START RECORDS TO PROCESS
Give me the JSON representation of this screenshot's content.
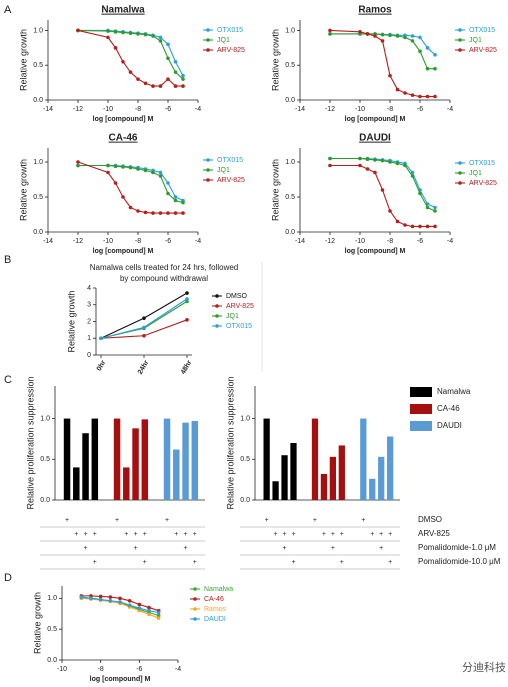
{
  "panel_labels": [
    "A",
    "B",
    "C",
    "D"
  ],
  "watermark": "分迪科技",
  "chart_data": [
    {
      "type": "line",
      "title": "Namalwa",
      "xlabel": "log [compound] M",
      "ylabel": "Relative growth",
      "x": [
        -12,
        -10,
        -9.5,
        -9,
        -8.5,
        -8,
        -7.5,
        -7,
        -6.5,
        -6,
        -5.5,
        -5
      ],
      "xlim": [
        -14,
        -4
      ],
      "xticks": [
        -14,
        -12,
        -10,
        -8,
        -6,
        -4
      ],
      "ylim": [
        0,
        1.15
      ],
      "yticks": [
        {
          "value": 0,
          "label": "0.0"
        },
        {
          "value": 0.5,
          "label": "0.5"
        },
        {
          "value": 1,
          "label": "1.0"
        }
      ],
      "series": [
        {
          "name": "OTX015",
          "color": "#2a9fd8",
          "values": [
            1.0,
            1.0,
            0.99,
            0.98,
            0.97,
            0.96,
            0.95,
            0.93,
            0.9,
            0.8,
            0.55,
            0.35
          ]
        },
        {
          "name": "JQ1",
          "color": "#2e9b2e",
          "values": [
            1.0,
            0.99,
            0.98,
            0.97,
            0.96,
            0.95,
            0.94,
            0.92,
            0.85,
            0.6,
            0.4,
            0.3
          ]
        },
        {
          "name": "ARV-825",
          "color": "#b3201e",
          "values": [
            1.0,
            0.9,
            0.75,
            0.55,
            0.4,
            0.3,
            0.24,
            0.2,
            0.2,
            0.3,
            0.2,
            0.2
          ]
        }
      ]
    },
    {
      "type": "line",
      "title": "Ramos",
      "xlabel": "log [compound] M",
      "ylabel": "Relative growth",
      "x": [
        -12,
        -10,
        -9.5,
        -9,
        -8.5,
        -8,
        -7.5,
        -7,
        -6.5,
        -6,
        -5.5,
        -5
      ],
      "xlim": [
        -14,
        -4
      ],
      "xticks": [
        -14,
        -12,
        -10,
        -8,
        -6,
        -4
      ],
      "ylim": [
        0,
        1.15
      ],
      "yticks": [
        {
          "value": 0,
          "label": "0.0"
        },
        {
          "value": 0.5,
          "label": "0.5"
        },
        {
          "value": 1,
          "label": "1.0"
        }
      ],
      "series": [
        {
          "name": "OTX015",
          "color": "#2a9fd8",
          "values": [
            0.95,
            0.95,
            0.95,
            0.95,
            0.94,
            0.94,
            0.93,
            0.93,
            0.92,
            0.9,
            0.75,
            0.65
          ]
        },
        {
          "name": "JQ1",
          "color": "#2e9b2e",
          "values": [
            0.95,
            0.95,
            0.95,
            0.95,
            0.94,
            0.93,
            0.92,
            0.9,
            0.85,
            0.7,
            0.45,
            0.45
          ]
        },
        {
          "name": "ARV-825",
          "color": "#b3201e",
          "values": [
            1.0,
            0.98,
            0.95,
            0.92,
            0.85,
            0.35,
            0.15,
            0.1,
            0.07,
            0.05,
            0.05,
            0.05
          ]
        }
      ]
    },
    {
      "type": "line",
      "title": "CA-46",
      "xlabel": "log [compound] M",
      "ylabel": "Relative growth",
      "x": [
        -12,
        -10,
        -9.5,
        -9,
        -8.5,
        -8,
        -7.5,
        -7,
        -6.5,
        -6,
        -5.5,
        -5
      ],
      "xlim": [
        -14,
        -4
      ],
      "xticks": [
        -14,
        -12,
        -10,
        -8,
        -6,
        -4
      ],
      "ylim": [
        0,
        1.2
      ],
      "yticks": [
        {
          "value": 0,
          "label": "0.0"
        },
        {
          "value": 0.5,
          "label": "0.5"
        },
        {
          "value": 1,
          "label": "1.0"
        }
      ],
      "series": [
        {
          "name": "OTX015",
          "color": "#2a9fd8",
          "values": [
            0.95,
            0.95,
            0.95,
            0.94,
            0.93,
            0.92,
            0.9,
            0.88,
            0.85,
            0.7,
            0.5,
            0.45
          ]
        },
        {
          "name": "JQ1",
          "color": "#2e9b2e",
          "values": [
            0.95,
            0.95,
            0.94,
            0.93,
            0.92,
            0.9,
            0.88,
            0.85,
            0.8,
            0.55,
            0.45,
            0.42
          ]
        },
        {
          "name": "ARV-825",
          "color": "#b3201e",
          "values": [
            1.0,
            0.85,
            0.7,
            0.5,
            0.35,
            0.3,
            0.28,
            0.27,
            0.27,
            0.27,
            0.27,
            0.27
          ]
        }
      ]
    },
    {
      "type": "line",
      "title": "DAUDI",
      "xlabel": "log [compound] M",
      "ylabel": "Relative growth",
      "x": [
        -12,
        -10,
        -9.5,
        -9,
        -8.5,
        -8,
        -7.5,
        -7,
        -6.5,
        -6,
        -5.5,
        -5
      ],
      "xlim": [
        -14,
        -4
      ],
      "xticks": [
        -14,
        -12,
        -10,
        -8,
        -6,
        -4
      ],
      "ylim": [
        0,
        1.2
      ],
      "yticks": [
        {
          "value": 0,
          "label": "0.0"
        },
        {
          "value": 0.5,
          "label": "0.5"
        },
        {
          "value": 1,
          "label": "1.0"
        }
      ],
      "series": [
        {
          "name": "OTX015",
          "color": "#2a9fd8",
          "values": [
            1.05,
            1.05,
            1.05,
            1.04,
            1.03,
            1.02,
            1.0,
            0.98,
            0.85,
            0.6,
            0.4,
            0.35
          ]
        },
        {
          "name": "JQ1",
          "color": "#2e9b2e",
          "values": [
            1.05,
            1.05,
            1.04,
            1.03,
            1.02,
            1.0,
            0.98,
            0.95,
            0.8,
            0.55,
            0.35,
            0.3
          ]
        },
        {
          "name": "ARV-825",
          "color": "#b3201e",
          "values": [
            0.95,
            0.95,
            0.9,
            0.85,
            0.6,
            0.3,
            0.15,
            0.1,
            0.08,
            0.08,
            0.08,
            0.08
          ]
        }
      ]
    },
    {
      "type": "line",
      "title": [
        "Namalwa cells treated for 24 hrs, followed",
        "by compound withdrawal"
      ],
      "ylabel": "Relative growth",
      "categories": [
        "0hr",
        "24hr",
        "48hr"
      ],
      "ylim": [
        0,
        4
      ],
      "yticks": [
        0,
        1,
        2,
        3,
        4
      ],
      "series": [
        {
          "name": "DMSO",
          "color": "#111111",
          "values": [
            1.0,
            2.2,
            3.7
          ]
        },
        {
          "name": "ARV-825",
          "color": "#b3201e",
          "values": [
            1.0,
            1.15,
            2.1
          ]
        },
        {
          "name": "JQ1",
          "color": "#2e9b2e",
          "values": [
            1.0,
            1.6,
            3.2
          ]
        },
        {
          "name": "OTX015",
          "color": "#2a9fd8",
          "values": [
            1.0,
            1.65,
            3.35
          ]
        }
      ]
    },
    {
      "type": "bar",
      "ylabel": "Relative proliferation suppression",
      "ylim": [
        0,
        1.4
      ],
      "yticks": [
        {
          "value": 0,
          "label": "0.0"
        },
        {
          "value": 0.5,
          "label": "0.5"
        },
        {
          "value": 1,
          "label": "1.0"
        }
      ],
      "condition_marks": [
        [
          "+",
          null,
          null,
          null
        ],
        [
          null,
          "+",
          "+",
          "+"
        ],
        [
          null,
          null,
          "+",
          null
        ],
        [
          null,
          null,
          null,
          "+"
        ]
      ],
      "series": [
        {
          "name": "Namalwa",
          "color": "#000000",
          "values": [
            1.0,
            0.4,
            0.82,
            1.0
          ]
        },
        {
          "name": "CA-46",
          "color": "#a50f0f",
          "values": [
            1.0,
            0.4,
            0.88,
            0.99
          ]
        },
        {
          "name": "DAUDI",
          "color": "#5b9bd5",
          "values": [
            1.0,
            0.62,
            0.95,
            0.97
          ]
        }
      ]
    },
    {
      "type": "bar",
      "ylabel": "Relative proliferation suppression",
      "legend": "right",
      "ylim": [
        0,
        1.4
      ],
      "yticks": [
        {
          "value": 0,
          "label": "0.0"
        },
        {
          "value": 0.5,
          "label": "0.5"
        },
        {
          "value": 1,
          "label": "1.0"
        }
      ],
      "condition_labels": [
        "DMSO",
        "ARV-825",
        "Pomalidomide-1.0 μM",
        "Pomalidomide-10.0 μM"
      ],
      "condition_marks": [
        [
          "+",
          null,
          null,
          null
        ],
        [
          null,
          "+",
          "+",
          "+"
        ],
        [
          null,
          null,
          "+",
          null
        ],
        [
          null,
          null,
          null,
          "+"
        ]
      ],
      "series": [
        {
          "name": "Namalwa",
          "color": "#000000",
          "values": [
            1.0,
            0.23,
            0.55,
            0.7
          ]
        },
        {
          "name": "CA-46",
          "color": "#a50f0f",
          "values": [
            1.0,
            0.32,
            0.53,
            0.67
          ]
        },
        {
          "name": "DAUDI",
          "color": "#5b9bd5",
          "values": [
            1.0,
            0.26,
            0.53,
            0.78
          ]
        }
      ]
    },
    {
      "type": "line",
      "xlabel": "log [compound] M",
      "ylabel": "Relative growth",
      "x": [
        -9,
        -8.5,
        -8,
        -7.5,
        -7,
        -6.5,
        -6,
        -5.5,
        -5
      ],
      "xlim": [
        -10,
        -4
      ],
      "xticks": [
        -10,
        -8,
        -6,
        -4
      ],
      "ylim": [
        0,
        1.2
      ],
      "yticks": [
        {
          "value": 0,
          "label": "0.0"
        },
        {
          "value": 0.5,
          "label": "0.5"
        },
        {
          "value": 1,
          "label": "1.0"
        }
      ],
      "series": [
        {
          "name": "Namalwa",
          "color": "#3aa83a",
          "values": [
            1.02,
            1.0,
            0.98,
            0.96,
            0.93,
            0.88,
            0.82,
            0.77,
            0.72
          ]
        },
        {
          "name": "CA-46",
          "color": "#b3201e",
          "values": [
            1.04,
            1.04,
            1.03,
            1.02,
            1.0,
            0.96,
            0.9,
            0.85,
            0.8
          ]
        },
        {
          "name": "Ramos",
          "color": "#f5a623",
          "values": [
            1.0,
            0.99,
            0.97,
            0.95,
            0.92,
            0.86,
            0.8,
            0.74,
            0.68
          ]
        },
        {
          "name": "DAUDI",
          "color": "#2a9fd8",
          "values": [
            1.02,
            1.0,
            0.98,
            0.96,
            0.94,
            0.89,
            0.84,
            0.8,
            0.77
          ]
        }
      ]
    }
  ]
}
END RECORDS TO PROCESS
### DIRECTIONS
Copy each line in the listing where "Pomalidomide" appears.

### REPLY TO THE TASK
        "Pomalidomide-1.0 μM",
        "Pomalidomide-10.0 μM"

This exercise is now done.